Data entries for graphics:
=-=-=-=-=
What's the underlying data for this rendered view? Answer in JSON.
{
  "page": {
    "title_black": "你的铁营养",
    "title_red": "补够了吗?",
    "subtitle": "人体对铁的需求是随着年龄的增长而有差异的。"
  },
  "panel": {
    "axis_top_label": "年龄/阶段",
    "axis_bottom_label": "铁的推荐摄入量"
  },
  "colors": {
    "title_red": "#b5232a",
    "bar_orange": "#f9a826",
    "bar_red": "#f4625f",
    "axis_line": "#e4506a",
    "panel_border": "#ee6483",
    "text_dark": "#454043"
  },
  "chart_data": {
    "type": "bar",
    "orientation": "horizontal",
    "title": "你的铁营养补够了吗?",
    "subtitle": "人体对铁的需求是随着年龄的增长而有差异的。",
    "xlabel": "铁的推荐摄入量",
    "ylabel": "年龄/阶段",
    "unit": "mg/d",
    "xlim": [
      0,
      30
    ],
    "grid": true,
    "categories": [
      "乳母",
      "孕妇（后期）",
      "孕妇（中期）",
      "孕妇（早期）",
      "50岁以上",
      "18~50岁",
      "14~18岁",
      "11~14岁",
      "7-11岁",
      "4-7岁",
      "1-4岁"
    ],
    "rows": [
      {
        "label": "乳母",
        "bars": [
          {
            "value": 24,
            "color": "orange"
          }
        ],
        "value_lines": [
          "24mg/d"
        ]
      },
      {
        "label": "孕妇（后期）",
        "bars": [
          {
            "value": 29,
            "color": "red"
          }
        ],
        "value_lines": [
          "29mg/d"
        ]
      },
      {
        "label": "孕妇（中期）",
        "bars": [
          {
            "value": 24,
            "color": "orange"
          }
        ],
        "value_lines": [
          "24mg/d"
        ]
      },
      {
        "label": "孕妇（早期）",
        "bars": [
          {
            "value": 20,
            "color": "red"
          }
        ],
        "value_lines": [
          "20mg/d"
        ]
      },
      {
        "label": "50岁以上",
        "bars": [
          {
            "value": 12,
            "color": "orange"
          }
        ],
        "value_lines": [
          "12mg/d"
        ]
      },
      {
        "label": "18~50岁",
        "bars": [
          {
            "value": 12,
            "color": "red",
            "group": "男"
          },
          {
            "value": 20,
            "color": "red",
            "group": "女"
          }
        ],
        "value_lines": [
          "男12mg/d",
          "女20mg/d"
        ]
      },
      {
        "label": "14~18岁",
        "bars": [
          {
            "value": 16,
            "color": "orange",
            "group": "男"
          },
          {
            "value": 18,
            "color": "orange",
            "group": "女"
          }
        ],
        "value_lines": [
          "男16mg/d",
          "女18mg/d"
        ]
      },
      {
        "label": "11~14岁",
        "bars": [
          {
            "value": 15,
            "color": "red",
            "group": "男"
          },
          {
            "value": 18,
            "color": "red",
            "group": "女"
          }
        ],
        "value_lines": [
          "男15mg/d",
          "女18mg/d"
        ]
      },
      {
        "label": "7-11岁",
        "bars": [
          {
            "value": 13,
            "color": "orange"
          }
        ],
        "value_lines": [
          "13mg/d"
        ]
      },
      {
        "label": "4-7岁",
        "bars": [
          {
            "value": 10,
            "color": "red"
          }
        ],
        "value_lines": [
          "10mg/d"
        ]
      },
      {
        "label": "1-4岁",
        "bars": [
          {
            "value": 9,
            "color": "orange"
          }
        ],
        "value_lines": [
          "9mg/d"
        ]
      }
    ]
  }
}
=-=-=-=-=
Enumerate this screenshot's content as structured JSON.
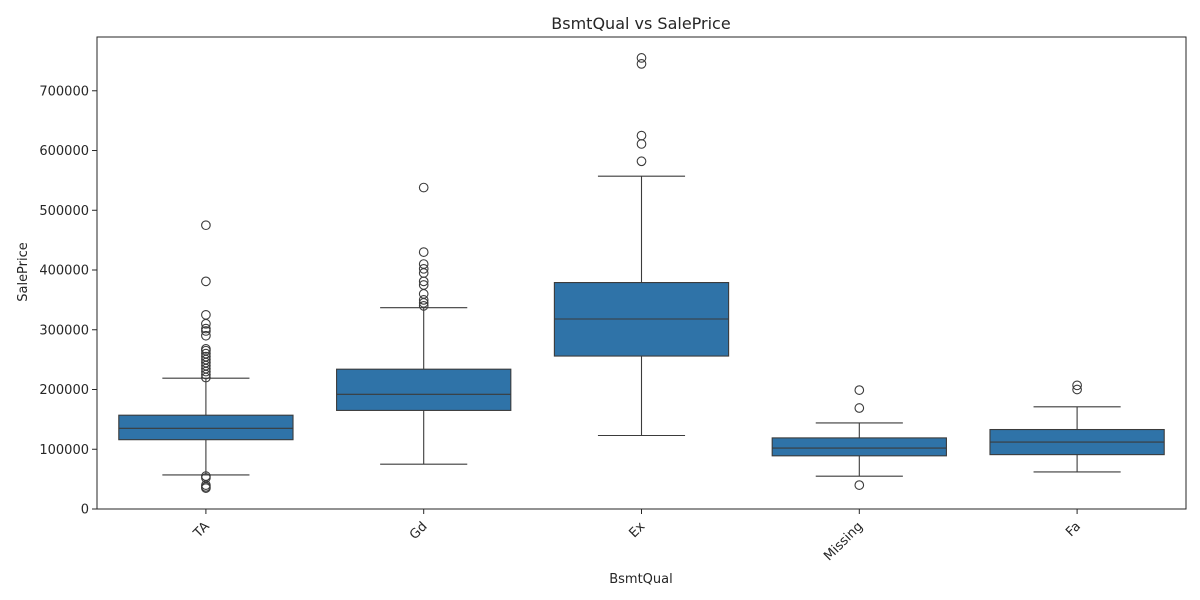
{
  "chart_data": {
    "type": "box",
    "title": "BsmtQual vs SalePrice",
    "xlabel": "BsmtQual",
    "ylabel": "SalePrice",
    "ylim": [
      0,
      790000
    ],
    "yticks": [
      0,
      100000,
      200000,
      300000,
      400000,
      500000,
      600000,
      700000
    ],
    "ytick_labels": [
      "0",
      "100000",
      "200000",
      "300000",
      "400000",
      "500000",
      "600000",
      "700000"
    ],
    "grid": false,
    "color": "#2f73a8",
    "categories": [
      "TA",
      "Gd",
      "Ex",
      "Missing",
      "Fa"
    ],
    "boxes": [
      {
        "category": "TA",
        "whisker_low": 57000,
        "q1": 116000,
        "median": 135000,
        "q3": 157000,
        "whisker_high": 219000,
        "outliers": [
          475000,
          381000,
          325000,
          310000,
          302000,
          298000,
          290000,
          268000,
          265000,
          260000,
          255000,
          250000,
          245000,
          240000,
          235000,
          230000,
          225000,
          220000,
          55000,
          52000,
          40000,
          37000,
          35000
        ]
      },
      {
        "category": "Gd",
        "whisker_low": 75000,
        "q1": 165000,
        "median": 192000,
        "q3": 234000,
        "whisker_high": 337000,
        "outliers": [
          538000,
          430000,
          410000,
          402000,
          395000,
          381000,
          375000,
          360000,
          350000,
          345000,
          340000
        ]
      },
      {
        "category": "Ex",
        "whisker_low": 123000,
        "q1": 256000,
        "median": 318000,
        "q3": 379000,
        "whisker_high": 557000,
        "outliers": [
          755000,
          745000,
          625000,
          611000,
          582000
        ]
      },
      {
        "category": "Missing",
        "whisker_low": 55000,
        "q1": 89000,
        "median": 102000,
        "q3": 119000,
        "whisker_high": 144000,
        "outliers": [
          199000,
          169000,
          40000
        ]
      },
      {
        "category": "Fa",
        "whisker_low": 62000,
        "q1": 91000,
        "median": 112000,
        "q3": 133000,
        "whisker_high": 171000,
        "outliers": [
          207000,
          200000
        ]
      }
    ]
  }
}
=-=-=-=-=
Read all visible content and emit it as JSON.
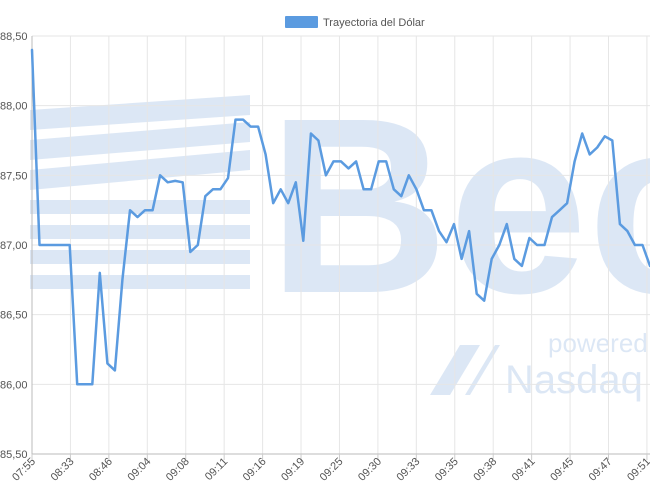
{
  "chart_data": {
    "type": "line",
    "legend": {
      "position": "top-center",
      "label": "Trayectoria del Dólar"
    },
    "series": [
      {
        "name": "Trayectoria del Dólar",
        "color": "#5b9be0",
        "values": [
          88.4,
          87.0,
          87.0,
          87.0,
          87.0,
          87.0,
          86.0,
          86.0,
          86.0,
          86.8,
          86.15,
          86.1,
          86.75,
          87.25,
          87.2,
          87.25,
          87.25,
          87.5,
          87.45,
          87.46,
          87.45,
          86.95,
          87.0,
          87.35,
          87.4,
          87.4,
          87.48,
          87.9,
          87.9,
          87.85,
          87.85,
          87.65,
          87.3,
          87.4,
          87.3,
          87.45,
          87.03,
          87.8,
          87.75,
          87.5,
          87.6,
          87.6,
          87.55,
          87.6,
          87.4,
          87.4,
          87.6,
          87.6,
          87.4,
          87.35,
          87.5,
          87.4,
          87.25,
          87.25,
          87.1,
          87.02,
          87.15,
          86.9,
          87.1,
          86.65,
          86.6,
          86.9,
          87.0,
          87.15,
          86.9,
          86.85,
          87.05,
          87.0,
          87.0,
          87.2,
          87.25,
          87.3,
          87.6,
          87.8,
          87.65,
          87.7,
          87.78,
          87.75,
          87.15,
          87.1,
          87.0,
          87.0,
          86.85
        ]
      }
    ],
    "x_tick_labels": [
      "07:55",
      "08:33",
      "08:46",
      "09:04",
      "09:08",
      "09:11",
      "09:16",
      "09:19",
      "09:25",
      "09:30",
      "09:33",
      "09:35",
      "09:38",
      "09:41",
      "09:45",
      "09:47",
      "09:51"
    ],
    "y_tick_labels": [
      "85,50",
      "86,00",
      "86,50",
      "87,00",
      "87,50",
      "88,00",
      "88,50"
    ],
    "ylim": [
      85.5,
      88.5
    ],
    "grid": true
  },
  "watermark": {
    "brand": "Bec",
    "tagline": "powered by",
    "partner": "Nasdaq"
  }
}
=-=-=-=-=
_Prompt_
Give only the number of lines in the data that hold the word "subtitle".

_Answer to the exercise_
2